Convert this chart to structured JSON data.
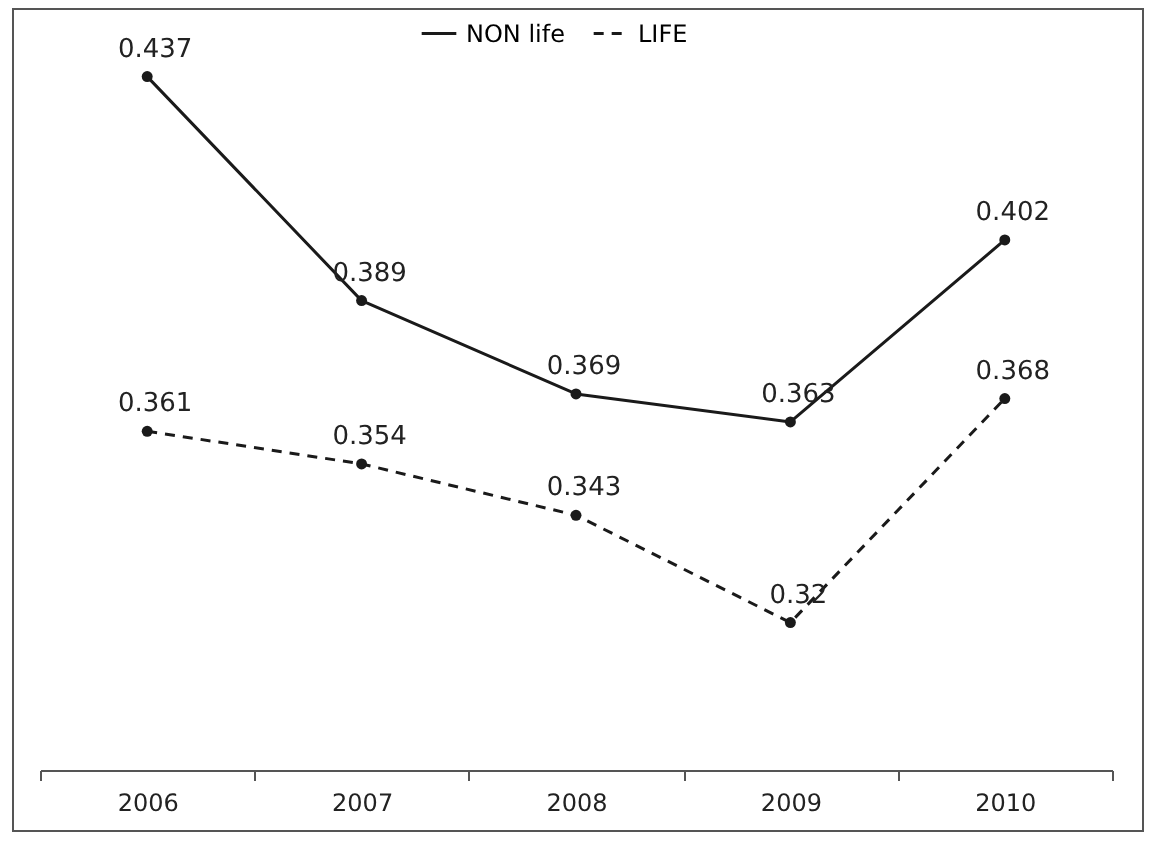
{
  "chart_data": {
    "type": "line",
    "categories": [
      "2006",
      "2007",
      "2008",
      "2009",
      "2010"
    ],
    "series": [
      {
        "name": "NON life",
        "color": "#1a1a1a",
        "line_style": "solid",
        "values": [
          0.437,
          0.389,
          0.369,
          0.363,
          0.402
        ]
      },
      {
        "name": "LIFE",
        "color": "#1a1a1a",
        "line_style": "dashed",
        "values": [
          0.361,
          0.354,
          0.343,
          0.32,
          0.368
        ]
      }
    ],
    "data_labels": true,
    "legend": "top",
    "marker": "circle"
  }
}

----

**What this task involves**: Your task is to copy the entries in full and exactly, without any images.

**Exercise output**:
Convert this chart to structured JSON data.
{
  "chart_data": {
    "type": "line",
    "categories": [
      "2006",
      "2007",
      "2008",
      "2009",
      "2010"
    ],
    "series": [
      {
        "name": "NON life",
        "color": "#1a1a1a",
        "line_style": "solid",
        "values": [
          0.437,
          0.389,
          0.369,
          0.363,
          0.402
        ]
      },
      {
        "name": "LIFE",
        "color": "#1a1a1a",
        "line_style": "dashed",
        "values": [
          0.361,
          0.354,
          0.343,
          0.32,
          0.368
        ]
      }
    ],
    "data_labels": true,
    "legend": "top",
    "marker": "circle"
  }
}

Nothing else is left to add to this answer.